Instructions to follow —
What follows is a listing. Return every line of it exactly.

Supplied data —
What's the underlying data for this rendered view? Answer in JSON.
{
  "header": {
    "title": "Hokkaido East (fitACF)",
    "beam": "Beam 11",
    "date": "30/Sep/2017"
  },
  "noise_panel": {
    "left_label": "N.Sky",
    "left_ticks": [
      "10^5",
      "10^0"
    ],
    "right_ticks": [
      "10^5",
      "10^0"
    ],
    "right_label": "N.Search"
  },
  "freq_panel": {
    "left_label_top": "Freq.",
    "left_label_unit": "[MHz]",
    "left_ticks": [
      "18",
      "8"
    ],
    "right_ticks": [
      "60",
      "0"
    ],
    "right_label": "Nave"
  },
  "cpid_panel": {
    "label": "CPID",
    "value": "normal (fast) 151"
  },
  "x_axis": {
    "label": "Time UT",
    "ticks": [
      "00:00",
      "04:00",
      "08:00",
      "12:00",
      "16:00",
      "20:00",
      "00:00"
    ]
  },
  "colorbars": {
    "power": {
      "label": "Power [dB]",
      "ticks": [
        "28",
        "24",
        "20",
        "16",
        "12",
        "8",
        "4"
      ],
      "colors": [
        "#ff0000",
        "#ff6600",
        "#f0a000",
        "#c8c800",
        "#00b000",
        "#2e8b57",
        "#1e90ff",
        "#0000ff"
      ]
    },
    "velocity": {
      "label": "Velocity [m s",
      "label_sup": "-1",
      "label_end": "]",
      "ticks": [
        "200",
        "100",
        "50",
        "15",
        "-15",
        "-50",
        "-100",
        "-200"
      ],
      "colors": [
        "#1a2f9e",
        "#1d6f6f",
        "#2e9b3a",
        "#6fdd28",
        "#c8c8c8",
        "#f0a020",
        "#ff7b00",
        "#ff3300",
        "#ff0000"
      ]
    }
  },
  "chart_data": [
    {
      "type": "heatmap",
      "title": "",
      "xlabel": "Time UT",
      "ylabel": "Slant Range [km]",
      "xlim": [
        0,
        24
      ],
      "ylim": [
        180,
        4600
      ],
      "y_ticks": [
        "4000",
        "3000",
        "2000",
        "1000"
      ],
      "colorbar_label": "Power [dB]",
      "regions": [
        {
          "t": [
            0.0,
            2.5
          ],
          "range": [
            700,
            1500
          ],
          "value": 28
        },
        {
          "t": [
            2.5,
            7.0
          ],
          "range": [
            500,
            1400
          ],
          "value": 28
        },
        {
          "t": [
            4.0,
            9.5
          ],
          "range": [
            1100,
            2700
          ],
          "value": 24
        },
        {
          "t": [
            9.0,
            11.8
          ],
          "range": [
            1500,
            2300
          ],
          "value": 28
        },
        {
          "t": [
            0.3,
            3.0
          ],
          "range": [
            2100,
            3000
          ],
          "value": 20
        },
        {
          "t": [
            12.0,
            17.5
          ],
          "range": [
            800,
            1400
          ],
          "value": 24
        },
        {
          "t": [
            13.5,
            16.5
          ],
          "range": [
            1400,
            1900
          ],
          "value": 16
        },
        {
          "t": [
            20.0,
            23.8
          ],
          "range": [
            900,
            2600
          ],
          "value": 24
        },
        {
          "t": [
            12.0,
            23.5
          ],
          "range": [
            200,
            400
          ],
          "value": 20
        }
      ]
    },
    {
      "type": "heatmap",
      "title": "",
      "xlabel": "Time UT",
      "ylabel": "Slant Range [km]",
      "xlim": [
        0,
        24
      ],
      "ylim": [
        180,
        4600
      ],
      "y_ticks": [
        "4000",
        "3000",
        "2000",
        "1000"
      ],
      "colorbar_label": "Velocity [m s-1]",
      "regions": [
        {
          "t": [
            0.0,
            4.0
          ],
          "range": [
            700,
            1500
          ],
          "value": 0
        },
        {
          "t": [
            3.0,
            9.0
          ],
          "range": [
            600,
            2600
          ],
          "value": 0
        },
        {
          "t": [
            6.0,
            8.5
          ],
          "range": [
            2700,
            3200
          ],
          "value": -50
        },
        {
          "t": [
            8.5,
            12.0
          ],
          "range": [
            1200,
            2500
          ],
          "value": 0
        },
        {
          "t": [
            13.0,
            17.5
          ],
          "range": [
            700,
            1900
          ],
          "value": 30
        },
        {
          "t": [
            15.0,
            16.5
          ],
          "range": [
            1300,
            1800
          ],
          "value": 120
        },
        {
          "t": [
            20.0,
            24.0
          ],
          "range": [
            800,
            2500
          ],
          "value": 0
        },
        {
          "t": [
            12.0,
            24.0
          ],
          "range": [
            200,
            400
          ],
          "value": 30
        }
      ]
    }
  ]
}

Written solution —
What's the underlying data for this rendered view? Answer in JSON.
{
  "header": {
    "title": "Hokkaido East (fitACF)",
    "beam": "Beam 11",
    "date": "30/Sep/2017"
  },
  "noise_panel": {
    "left_label": "N.Sky",
    "left_ticks": [
      "10^5",
      "10^0"
    ],
    "right_ticks": [
      "10^5",
      "10^0"
    ],
    "right_label": "N.Search"
  },
  "freq_panel": {
    "left_label_top": "Freq.",
    "left_label_unit": "[MHz]",
    "left_ticks": [
      "18",
      "8"
    ],
    "right_ticks": [
      "60",
      "0"
    ],
    "right_label": "Nave"
  },
  "cpid_panel": {
    "label": "CPID",
    "value": "normal (fast) 151"
  },
  "x_axis": {
    "label": "Time UT",
    "ticks": [
      "00:00",
      "04:00",
      "08:00",
      "12:00",
      "16:00",
      "20:00",
      "00:00"
    ]
  },
  "colorbars": {
    "power": {
      "label": "Power [dB]",
      "ticks": [
        "28",
        "24",
        "20",
        "16",
        "12",
        "8",
        "4"
      ],
      "colors": [
        "#ff0000",
        "#ff6600",
        "#f0a000",
        "#c8c800",
        "#00b000",
        "#2e8b57",
        "#1e90ff",
        "#0000ff"
      ]
    },
    "velocity": {
      "label": "Velocity [m s",
      "label_sup": "-1",
      "label_end": "]",
      "ticks": [
        "200",
        "100",
        "50",
        "15",
        "-15",
        "-50",
        "-100",
        "-200"
      ],
      "colors": [
        "#1a2f9e",
        "#1d6f6f",
        "#2e9b3a",
        "#6fdd28",
        "#c8c8c8",
        "#f0a020",
        "#ff7b00",
        "#ff3300",
        "#ff0000"
      ]
    }
  },
  "chart_data": [
    {
      "type": "heatmap",
      "title": "",
      "xlabel": "Time UT",
      "ylabel": "Slant Range [km]",
      "xlim": [
        0,
        24
      ],
      "ylim": [
        180,
        4600
      ],
      "y_ticks": [
        "4000",
        "3000",
        "2000",
        "1000"
      ],
      "colorbar_label": "Power [dB]",
      "regions": [
        {
          "t": [
            0.0,
            2.5
          ],
          "range": [
            700,
            1500
          ],
          "value": 28
        },
        {
          "t": [
            2.5,
            7.0
          ],
          "range": [
            500,
            1400
          ],
          "value": 28
        },
        {
          "t": [
            4.0,
            9.5
          ],
          "range": [
            1100,
            2700
          ],
          "value": 24
        },
        {
          "t": [
            9.0,
            11.8
          ],
          "range": [
            1500,
            2300
          ],
          "value": 28
        },
        {
          "t": [
            0.3,
            3.0
          ],
          "range": [
            2100,
            3000
          ],
          "value": 20
        },
        {
          "t": [
            12.0,
            17.5
          ],
          "range": [
            800,
            1400
          ],
          "value": 24
        },
        {
          "t": [
            13.5,
            16.5
          ],
          "range": [
            1400,
            1900
          ],
          "value": 16
        },
        {
          "t": [
            20.0,
            23.8
          ],
          "range": [
            900,
            2600
          ],
          "value": 24
        },
        {
          "t": [
            12.0,
            23.5
          ],
          "range": [
            200,
            400
          ],
          "value": 20
        }
      ]
    },
    {
      "type": "heatmap",
      "title": "",
      "xlabel": "Time UT",
      "ylabel": "Slant Range [km]",
      "xlim": [
        0,
        24
      ],
      "ylim": [
        180,
        4600
      ],
      "y_ticks": [
        "4000",
        "3000",
        "2000",
        "1000"
      ],
      "colorbar_label": "Velocity [m s-1]",
      "regions": [
        {
          "t": [
            0.0,
            4.0
          ],
          "range": [
            700,
            1500
          ],
          "value": 0
        },
        {
          "t": [
            3.0,
            9.0
          ],
          "range": [
            600,
            2600
          ],
          "value": 0
        },
        {
          "t": [
            6.0,
            8.5
          ],
          "range": [
            2700,
            3200
          ],
          "value": -50
        },
        {
          "t": [
            8.5,
            12.0
          ],
          "range": [
            1200,
            2500
          ],
          "value": 0
        },
        {
          "t": [
            13.0,
            17.5
          ],
          "range": [
            700,
            1900
          ],
          "value": 30
        },
        {
          "t": [
            15.0,
            16.5
          ],
          "range": [
            1300,
            1800
          ],
          "value": 120
        },
        {
          "t": [
            20.0,
            24.0
          ],
          "range": [
            800,
            2500
          ],
          "value": 0
        },
        {
          "t": [
            12.0,
            24.0
          ],
          "range": [
            200,
            400
          ],
          "value": 30
        }
      ]
    }
  ]
}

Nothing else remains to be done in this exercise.